** start of Record extracts **

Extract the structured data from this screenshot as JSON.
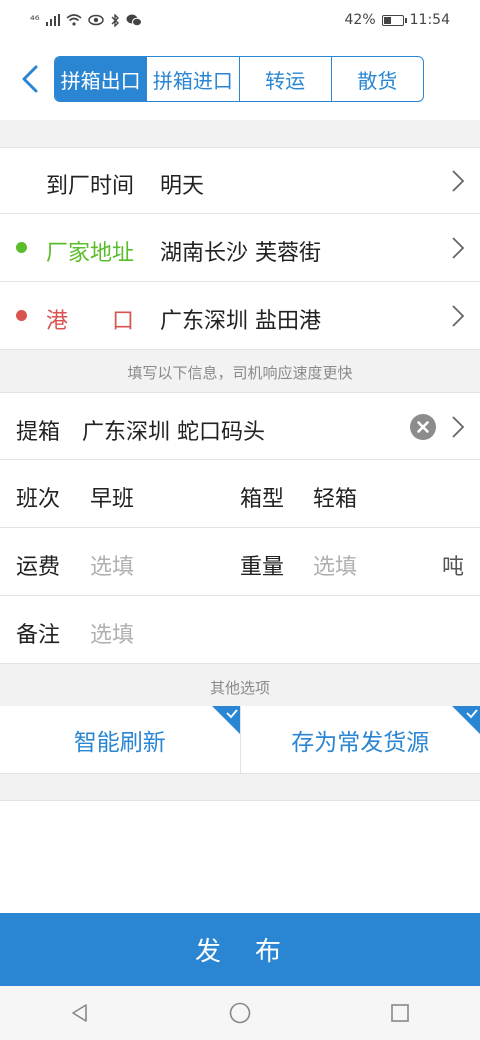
{
  "status": {
    "signal": "⁴⁶",
    "battery": "42%",
    "time": "11:54",
    "battery_level": 0.42
  },
  "tabs": [
    {
      "label": "拼箱出口",
      "active": true
    },
    {
      "label": "拼箱进口",
      "active": false
    },
    {
      "label": "转运",
      "active": false
    },
    {
      "label": "散货",
      "active": false
    }
  ],
  "arrival": {
    "label": "到厂时间",
    "value": "明天"
  },
  "factory": {
    "label": "厂家地址",
    "value": "湖南长沙 芙蓉街",
    "color": "#5bbd2b"
  },
  "port": {
    "label": "港　　口",
    "value": "广东深圳 盐田港",
    "color": "#d9534f"
  },
  "hint": "填写以下信息，司机响应速度更快",
  "pickup": {
    "label": "提箱",
    "value": "广东深圳 蛇口码头"
  },
  "shift": {
    "label": "班次",
    "value": "早班"
  },
  "box_type": {
    "label": "箱型",
    "value": "轻箱"
  },
  "freight": {
    "label": "运费",
    "placeholder": "选填"
  },
  "weight": {
    "label": "重量",
    "placeholder": "选填",
    "unit": "吨"
  },
  "remark": {
    "label": "备注",
    "placeholder": "选填"
  },
  "other_options": {
    "title": "其他选项",
    "smart_refresh": "智能刷新",
    "save_source": "存为常发货源"
  },
  "publish": "发　布",
  "accent": "#2a86d2"
}
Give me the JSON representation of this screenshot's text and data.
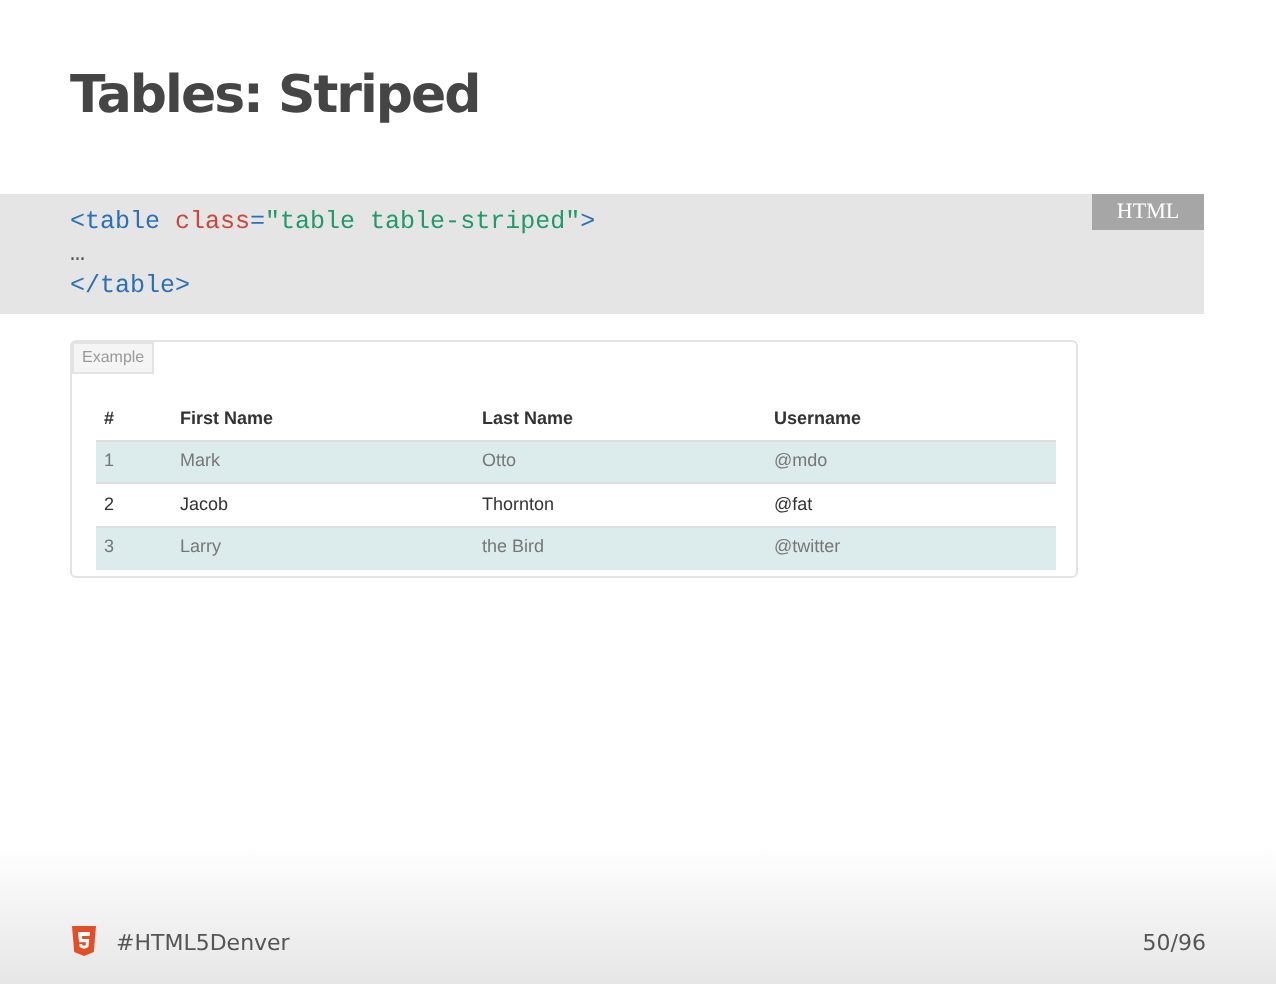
{
  "title": "Tables: Striped",
  "code": {
    "language": "HTML",
    "lines": [
      [
        {
          "kind": "tag",
          "text": "<table "
        },
        {
          "kind": "attr",
          "text": "class"
        },
        {
          "kind": "tag",
          "text": "="
        },
        {
          "kind": "string",
          "text": "\"table table-striped\""
        },
        {
          "kind": "tag",
          "text": ">"
        }
      ],
      [
        {
          "kind": "plain",
          "text": "…"
        }
      ],
      [
        {
          "kind": "tag",
          "text": "</table>"
        }
      ]
    ]
  },
  "example": {
    "label": "Example",
    "table": {
      "columns": [
        "#",
        "First Name",
        "Last Name",
        "Username"
      ],
      "rows": [
        {
          "striped": true,
          "cells": [
            "1",
            "Mark",
            "Otto",
            "@mdo"
          ]
        },
        {
          "striped": false,
          "cells": [
            "2",
            "Jacob",
            "Thornton",
            "@fat"
          ]
        },
        {
          "striped": true,
          "cells": [
            "3",
            "Larry",
            "the Bird",
            "@twitter"
          ]
        }
      ]
    }
  },
  "footer": {
    "hashtag": "#HTML5Denver",
    "page": "50/96"
  }
}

** end of Record extracts **

Problem – Display every line of the listing that contains the string "screenshot".

Response –
Extract the structured data from this screenshot as JSON.
Give me the JSON representation of this screenshot's text and data.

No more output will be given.